--- Records for this task ---

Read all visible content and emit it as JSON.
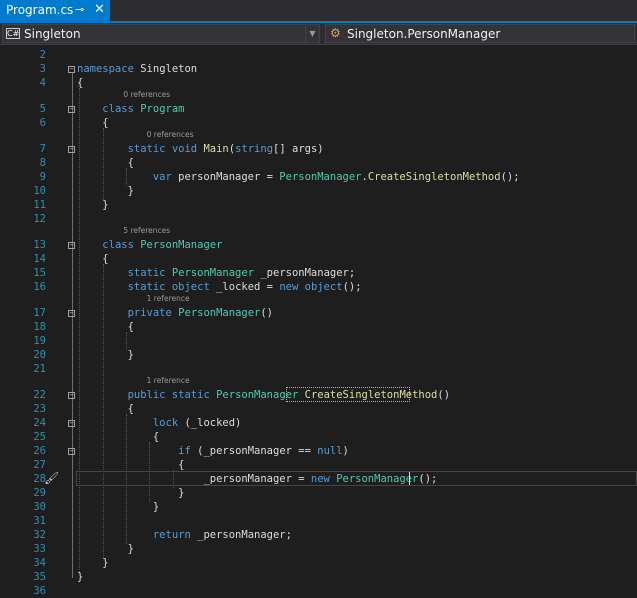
{
  "tab": {
    "title": "Program.cs",
    "pin_glyph": "⊸",
    "close_glyph": "✕"
  },
  "nav": {
    "project": "Singleton",
    "project_icon_text": "C#",
    "member": "Singleton.PersonManager",
    "dropdown_glyph": "▼"
  },
  "editor": {
    "language": "C#",
    "colors": {
      "background": "#1e1e1e",
      "keyword": "#569cd6",
      "type": "#4ec9b0",
      "method": "#dcdcaa",
      "line_number": "#2b91af",
      "change_bar": "#57731c",
      "tab_accent": "#007acc"
    },
    "lines": [
      {
        "n": "2",
        "tokens": []
      },
      {
        "n": "3",
        "tokens": [
          [
            "kw",
            "namespace"
          ],
          [
            "pl",
            " Singleton"
          ]
        ]
      },
      {
        "n": "4",
        "tokens": [
          [
            "pl",
            "{"
          ]
        ]
      },
      {
        "n": "5",
        "lens": "0 references",
        "tokens": [
          [
            "pl",
            "    "
          ],
          [
            "kw",
            "class"
          ],
          [
            "pl",
            " "
          ],
          [
            "ty",
            "Program"
          ]
        ]
      },
      {
        "n": "6",
        "tokens": [
          [
            "pl",
            "    {"
          ]
        ]
      },
      {
        "n": "7",
        "lens": "0 references",
        "tokens": [
          [
            "pl",
            "        "
          ],
          [
            "kw",
            "static"
          ],
          [
            "pl",
            " "
          ],
          [
            "kw",
            "void"
          ],
          [
            "pl",
            " "
          ],
          [
            "mt",
            "Main"
          ],
          [
            "pl",
            "("
          ],
          [
            "kw",
            "string"
          ],
          [
            "pl",
            "[] args)"
          ]
        ]
      },
      {
        "n": "8",
        "tokens": [
          [
            "pl",
            "        {"
          ]
        ]
      },
      {
        "n": "9",
        "tokens": [
          [
            "pl",
            "            "
          ],
          [
            "kw",
            "var"
          ],
          [
            "pl",
            " personManager = "
          ],
          [
            "ty",
            "PersonManager"
          ],
          [
            "pl",
            "."
          ],
          [
            "mt",
            "CreateSingletonMethod"
          ],
          [
            "pl",
            "();"
          ]
        ]
      },
      {
        "n": "10",
        "tokens": [
          [
            "pl",
            "        }"
          ]
        ]
      },
      {
        "n": "11",
        "tokens": [
          [
            "pl",
            "    }"
          ]
        ]
      },
      {
        "n": "12",
        "tokens": []
      },
      {
        "n": "13",
        "lens": "5 references",
        "tokens": [
          [
            "pl",
            "    "
          ],
          [
            "kw",
            "class"
          ],
          [
            "pl",
            " "
          ],
          [
            "ty",
            "PersonManager"
          ]
        ]
      },
      {
        "n": "14",
        "tokens": [
          [
            "pl",
            "    {"
          ]
        ]
      },
      {
        "n": "15",
        "tokens": [
          [
            "pl",
            "        "
          ],
          [
            "kw",
            "static"
          ],
          [
            "pl",
            " "
          ],
          [
            "ty",
            "PersonManager"
          ],
          [
            "pl",
            " _personManager;"
          ]
        ]
      },
      {
        "n": "16",
        "tokens": [
          [
            "pl",
            "        "
          ],
          [
            "kw",
            "static"
          ],
          [
            "pl",
            " "
          ],
          [
            "kw",
            "object"
          ],
          [
            "pl",
            " _locked = "
          ],
          [
            "kw",
            "new"
          ],
          [
            "pl",
            " "
          ],
          [
            "kw",
            "object"
          ],
          [
            "pl",
            "();"
          ]
        ]
      },
      {
        "n": "17",
        "lens": "1 reference",
        "tokens": [
          [
            "pl",
            "        "
          ],
          [
            "kw",
            "private"
          ],
          [
            "pl",
            " "
          ],
          [
            "ty",
            "PersonManager"
          ],
          [
            "pl",
            "()"
          ]
        ]
      },
      {
        "n": "18",
        "tokens": [
          [
            "pl",
            "        {"
          ]
        ]
      },
      {
        "n": "19",
        "tokens": []
      },
      {
        "n": "20",
        "tokens": [
          [
            "pl",
            "        }"
          ]
        ]
      },
      {
        "n": "21",
        "tokens": []
      },
      {
        "n": "22",
        "lens": "1 reference",
        "tokens": [
          [
            "pl",
            "        "
          ],
          [
            "kw",
            "public"
          ],
          [
            "pl",
            " "
          ],
          [
            "kw",
            "static"
          ],
          [
            "pl",
            " "
          ],
          [
            "ty",
            "PersonManager"
          ],
          [
            "pl",
            " "
          ],
          [
            "mt",
            "CreateSingletonMethod"
          ],
          [
            "pl",
            "()"
          ]
        ]
      },
      {
        "n": "23",
        "tokens": [
          [
            "pl",
            "        {"
          ]
        ]
      },
      {
        "n": "24",
        "tokens": [
          [
            "pl",
            "            "
          ],
          [
            "kw",
            "lock"
          ],
          [
            "pl",
            " (_locked)"
          ]
        ]
      },
      {
        "n": "25",
        "tokens": [
          [
            "pl",
            "            {"
          ]
        ]
      },
      {
        "n": "26",
        "tokens": [
          [
            "pl",
            "                "
          ],
          [
            "kw",
            "if"
          ],
          [
            "pl",
            " (_personManager == "
          ],
          [
            "kw",
            "null"
          ],
          [
            "pl",
            ")"
          ]
        ]
      },
      {
        "n": "27",
        "tokens": [
          [
            "pl",
            "                {"
          ]
        ]
      },
      {
        "n": "28",
        "tokens": [
          [
            "pl",
            "                    _personManager = "
          ],
          [
            "kw",
            "new"
          ],
          [
            "pl",
            " "
          ],
          [
            "ty",
            "PersonManager"
          ],
          [
            "pl",
            "();"
          ]
        ]
      },
      {
        "n": "29",
        "tokens": [
          [
            "pl",
            "                }"
          ]
        ]
      },
      {
        "n": "30",
        "tokens": [
          [
            "pl",
            "            }"
          ]
        ]
      },
      {
        "n": "31",
        "tokens": []
      },
      {
        "n": "32",
        "tokens": [
          [
            "pl",
            "            "
          ],
          [
            "kw",
            "return"
          ],
          [
            "pl",
            " _personManager;"
          ]
        ]
      },
      {
        "n": "33",
        "tokens": [
          [
            "pl",
            "        }"
          ]
        ]
      },
      {
        "n": "34",
        "tokens": [
          [
            "pl",
            "    }"
          ]
        ]
      },
      {
        "n": "35",
        "tokens": [
          [
            "pl",
            "}"
          ]
        ]
      },
      {
        "n": "36",
        "tokens": []
      }
    ]
  }
}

---

What you will do: Transcribe each line above verbatim, with the pictures left out.

Response to this task:
Read all visible content and emit it as JSON.
{
  "tab": {
    "title": "Program.cs",
    "pin_glyph": "⊸",
    "close_glyph": "✕"
  },
  "nav": {
    "project": "Singleton",
    "project_icon_text": "C#",
    "member": "Singleton.PersonManager",
    "dropdown_glyph": "▼"
  },
  "editor": {
    "language": "C#",
    "colors": {
      "background": "#1e1e1e",
      "keyword": "#569cd6",
      "type": "#4ec9b0",
      "method": "#dcdcaa",
      "line_number": "#2b91af",
      "change_bar": "#57731c",
      "tab_accent": "#007acc"
    },
    "lines": [
      {
        "n": "2",
        "tokens": []
      },
      {
        "n": "3",
        "tokens": [
          [
            "kw",
            "namespace"
          ],
          [
            "pl",
            " Singleton"
          ]
        ]
      },
      {
        "n": "4",
        "tokens": [
          [
            "pl",
            "{"
          ]
        ]
      },
      {
        "n": "5",
        "lens": "0 references",
        "tokens": [
          [
            "pl",
            "    "
          ],
          [
            "kw",
            "class"
          ],
          [
            "pl",
            " "
          ],
          [
            "ty",
            "Program"
          ]
        ]
      },
      {
        "n": "6",
        "tokens": [
          [
            "pl",
            "    {"
          ]
        ]
      },
      {
        "n": "7",
        "lens": "0 references",
        "tokens": [
          [
            "pl",
            "        "
          ],
          [
            "kw",
            "static"
          ],
          [
            "pl",
            " "
          ],
          [
            "kw",
            "void"
          ],
          [
            "pl",
            " "
          ],
          [
            "mt",
            "Main"
          ],
          [
            "pl",
            "("
          ],
          [
            "kw",
            "string"
          ],
          [
            "pl",
            "[] args)"
          ]
        ]
      },
      {
        "n": "8",
        "tokens": [
          [
            "pl",
            "        {"
          ]
        ]
      },
      {
        "n": "9",
        "tokens": [
          [
            "pl",
            "            "
          ],
          [
            "kw",
            "var"
          ],
          [
            "pl",
            " personManager = "
          ],
          [
            "ty",
            "PersonManager"
          ],
          [
            "pl",
            "."
          ],
          [
            "mt",
            "CreateSingletonMethod"
          ],
          [
            "pl",
            "();"
          ]
        ]
      },
      {
        "n": "10",
        "tokens": [
          [
            "pl",
            "        }"
          ]
        ]
      },
      {
        "n": "11",
        "tokens": [
          [
            "pl",
            "    }"
          ]
        ]
      },
      {
        "n": "12",
        "tokens": []
      },
      {
        "n": "13",
        "lens": "5 references",
        "tokens": [
          [
            "pl",
            "    "
          ],
          [
            "kw",
            "class"
          ],
          [
            "pl",
            " "
          ],
          [
            "ty",
            "PersonManager"
          ]
        ]
      },
      {
        "n": "14",
        "tokens": [
          [
            "pl",
            "    {"
          ]
        ]
      },
      {
        "n": "15",
        "tokens": [
          [
            "pl",
            "        "
          ],
          [
            "kw",
            "static"
          ],
          [
            "pl",
            " "
          ],
          [
            "ty",
            "PersonManager"
          ],
          [
            "pl",
            " _personManager;"
          ]
        ]
      },
      {
        "n": "16",
        "tokens": [
          [
            "pl",
            "        "
          ],
          [
            "kw",
            "static"
          ],
          [
            "pl",
            " "
          ],
          [
            "kw",
            "object"
          ],
          [
            "pl",
            " _locked = "
          ],
          [
            "kw",
            "new"
          ],
          [
            "pl",
            " "
          ],
          [
            "kw",
            "object"
          ],
          [
            "pl",
            "();"
          ]
        ]
      },
      {
        "n": "17",
        "lens": "1 reference",
        "tokens": [
          [
            "pl",
            "        "
          ],
          [
            "kw",
            "private"
          ],
          [
            "pl",
            " "
          ],
          [
            "ty",
            "PersonManager"
          ],
          [
            "pl",
            "()"
          ]
        ]
      },
      {
        "n": "18",
        "tokens": [
          [
            "pl",
            "        {"
          ]
        ]
      },
      {
        "n": "19",
        "tokens": []
      },
      {
        "n": "20",
        "tokens": [
          [
            "pl",
            "        }"
          ]
        ]
      },
      {
        "n": "21",
        "tokens": []
      },
      {
        "n": "22",
        "lens": "1 reference",
        "tokens": [
          [
            "pl",
            "        "
          ],
          [
            "kw",
            "public"
          ],
          [
            "pl",
            " "
          ],
          [
            "kw",
            "static"
          ],
          [
            "pl",
            " "
          ],
          [
            "ty",
            "PersonManager"
          ],
          [
            "pl",
            " "
          ],
          [
            "mt",
            "CreateSingletonMethod"
          ],
          [
            "pl",
            "()"
          ]
        ]
      },
      {
        "n": "23",
        "tokens": [
          [
            "pl",
            "        {"
          ]
        ]
      },
      {
        "n": "24",
        "tokens": [
          [
            "pl",
            "            "
          ],
          [
            "kw",
            "lock"
          ],
          [
            "pl",
            " (_locked)"
          ]
        ]
      },
      {
        "n": "25",
        "tokens": [
          [
            "pl",
            "            {"
          ]
        ]
      },
      {
        "n": "26",
        "tokens": [
          [
            "pl",
            "                "
          ],
          [
            "kw",
            "if"
          ],
          [
            "pl",
            " (_personManager == "
          ],
          [
            "kw",
            "null"
          ],
          [
            "pl",
            ")"
          ]
        ]
      },
      {
        "n": "27",
        "tokens": [
          [
            "pl",
            "                {"
          ]
        ]
      },
      {
        "n": "28",
        "tokens": [
          [
            "pl",
            "                    _personManager = "
          ],
          [
            "kw",
            "new"
          ],
          [
            "pl",
            " "
          ],
          [
            "ty",
            "PersonManager"
          ],
          [
            "pl",
            "();"
          ]
        ]
      },
      {
        "n": "29",
        "tokens": [
          [
            "pl",
            "                }"
          ]
        ]
      },
      {
        "n": "30",
        "tokens": [
          [
            "pl",
            "            }"
          ]
        ]
      },
      {
        "n": "31",
        "tokens": []
      },
      {
        "n": "32",
        "tokens": [
          [
            "pl",
            "            "
          ],
          [
            "kw",
            "return"
          ],
          [
            "pl",
            " _personManager;"
          ]
        ]
      },
      {
        "n": "33",
        "tokens": [
          [
            "pl",
            "        }"
          ]
        ]
      },
      {
        "n": "34",
        "tokens": [
          [
            "pl",
            "    }"
          ]
        ]
      },
      {
        "n": "35",
        "tokens": [
          [
            "pl",
            "}"
          ]
        ]
      },
      {
        "n": "36",
        "tokens": []
      }
    ]
  }
}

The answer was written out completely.